**Document passage**
----

In 1920, the most favorable computation would thus have placed a value of less than $4,000 upon the settlor's interest in the suggested reverter relating to a $1,000,000 trust fund. These computations do not take into consideration the additional possibility that many grandchildren might have been born in time to qualify as beneficiaries of this trust, and thus further reduce the possibility of reverter. In fact, three such grandchildren were born in time to qualify-thus reducing the value to the settlor, in 1940, of the suggested reverter, on a $1,000,000 trust fund, to about $70. The relation of $70 to $1,000,000 ordinarily would be de minimis and cer- [335 U.S. 701 , 734] tainly not one which would induce Congress to permit the assessment of a tax of over $450,000 because of its existence.
This demonstration of the remoteness of the possible reverter, if any, in this case is persuasive at least in showing the fact to have been that the settlor, in establishing this trust, probably intended it to be nothing other than a completed gift to those of his children or their descendants who might survive him.

----

(Source records)
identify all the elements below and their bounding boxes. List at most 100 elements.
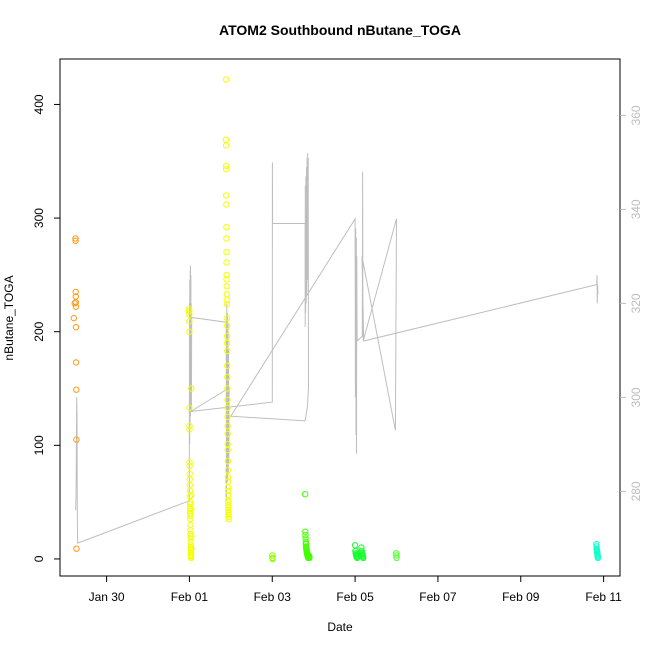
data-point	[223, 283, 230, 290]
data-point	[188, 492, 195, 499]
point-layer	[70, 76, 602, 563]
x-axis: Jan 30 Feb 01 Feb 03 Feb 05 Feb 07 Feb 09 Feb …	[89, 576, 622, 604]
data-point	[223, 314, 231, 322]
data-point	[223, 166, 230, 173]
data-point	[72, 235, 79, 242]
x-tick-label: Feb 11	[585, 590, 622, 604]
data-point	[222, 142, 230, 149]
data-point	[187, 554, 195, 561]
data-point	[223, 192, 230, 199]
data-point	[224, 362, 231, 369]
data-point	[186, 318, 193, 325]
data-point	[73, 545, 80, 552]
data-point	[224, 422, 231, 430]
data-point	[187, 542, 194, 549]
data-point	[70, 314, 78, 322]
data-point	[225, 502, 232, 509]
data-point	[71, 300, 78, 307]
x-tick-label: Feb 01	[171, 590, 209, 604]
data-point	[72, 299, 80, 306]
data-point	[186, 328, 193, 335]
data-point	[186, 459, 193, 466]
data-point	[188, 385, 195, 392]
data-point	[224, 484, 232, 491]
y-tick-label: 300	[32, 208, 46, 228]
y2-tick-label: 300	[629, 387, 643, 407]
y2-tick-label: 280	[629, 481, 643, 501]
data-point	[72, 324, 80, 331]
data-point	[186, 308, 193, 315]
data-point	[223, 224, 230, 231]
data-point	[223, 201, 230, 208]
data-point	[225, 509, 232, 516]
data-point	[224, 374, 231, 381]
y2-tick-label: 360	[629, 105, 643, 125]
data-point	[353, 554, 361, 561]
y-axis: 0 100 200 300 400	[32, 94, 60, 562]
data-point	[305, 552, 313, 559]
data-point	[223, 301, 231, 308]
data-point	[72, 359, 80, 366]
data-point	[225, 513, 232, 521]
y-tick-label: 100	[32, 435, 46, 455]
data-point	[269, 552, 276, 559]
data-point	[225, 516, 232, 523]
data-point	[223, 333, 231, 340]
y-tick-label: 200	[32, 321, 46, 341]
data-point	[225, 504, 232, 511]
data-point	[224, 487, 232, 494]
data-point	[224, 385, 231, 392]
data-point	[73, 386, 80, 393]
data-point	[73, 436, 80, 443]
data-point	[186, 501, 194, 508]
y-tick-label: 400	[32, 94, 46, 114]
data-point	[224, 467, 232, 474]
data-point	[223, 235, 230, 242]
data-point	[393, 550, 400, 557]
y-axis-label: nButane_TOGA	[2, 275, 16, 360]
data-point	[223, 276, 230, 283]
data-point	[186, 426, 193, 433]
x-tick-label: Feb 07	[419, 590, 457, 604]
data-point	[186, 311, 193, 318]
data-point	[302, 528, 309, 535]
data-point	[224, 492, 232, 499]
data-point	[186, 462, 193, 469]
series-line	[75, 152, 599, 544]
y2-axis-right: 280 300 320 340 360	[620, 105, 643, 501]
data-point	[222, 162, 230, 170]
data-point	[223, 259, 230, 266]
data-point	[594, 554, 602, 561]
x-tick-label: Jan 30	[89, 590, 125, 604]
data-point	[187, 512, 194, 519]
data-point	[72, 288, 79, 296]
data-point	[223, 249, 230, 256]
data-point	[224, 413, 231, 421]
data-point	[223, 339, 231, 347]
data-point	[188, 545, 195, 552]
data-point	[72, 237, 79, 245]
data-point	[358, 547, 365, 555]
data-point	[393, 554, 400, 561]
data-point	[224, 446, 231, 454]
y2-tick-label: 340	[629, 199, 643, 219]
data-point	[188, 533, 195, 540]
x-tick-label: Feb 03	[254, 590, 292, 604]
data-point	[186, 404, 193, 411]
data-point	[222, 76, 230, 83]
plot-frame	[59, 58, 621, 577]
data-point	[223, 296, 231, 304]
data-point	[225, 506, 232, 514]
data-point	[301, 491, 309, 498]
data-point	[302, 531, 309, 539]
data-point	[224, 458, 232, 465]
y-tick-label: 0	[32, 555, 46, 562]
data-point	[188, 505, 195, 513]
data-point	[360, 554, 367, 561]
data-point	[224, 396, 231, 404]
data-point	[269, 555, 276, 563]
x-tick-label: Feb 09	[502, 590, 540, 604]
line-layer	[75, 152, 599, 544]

----

**Jobs**
(A) In the opinion excerpt about the trust reverter, how many grandchildren were born in time to qualify as beneficiaries of the trust?
(B) Transcribe the opinion excerpt about the trust reverter, starting with "This demonstration of" and going on through "might survive him.".
(C) Extend the opinion excerpt about the trust reverter by writing the next part, picking up after its final sentence.

**Written answers**
(A) Three grandchildren were born in time to qualify.

(B)
This demonstration of the remoteness of the possible reverter, if any, in this case is persuasive at least in showing the fact to have been that the settlor, in establishing this trust, probably intended it to be nothing other than a completed gift to those of his children or their descendants who might survive him.

(C)
In 1920 the gift, as such, was tax-free. Such a gift today would be subject to a gift tax. The assessment of a gift tax upon such a transaction emphasizes the impropriety, rather than the propriety, of also applying to it an estate tax at the death of the settlor. In 1920 the character of the gift was the same as it would be today and the fact that it was not subject to a gift tax then does not make it any more subject to the 1940 estate tax than if a gift tax had been paid upon it.
3. Direct evidence of the intent of the settlor.-Substantial evidence confirmed the absence of the factual intent necessary in order to make 811(c) applicable. There was no direct evidence indicating the existence of an actual intent on the part of the settlor to provide for a reverter to himself or to his estate or, in any other manner, to cause his 1920 transfer to trustees for the benefit of his descendants to take effect in possession or enjoyment at or after his death.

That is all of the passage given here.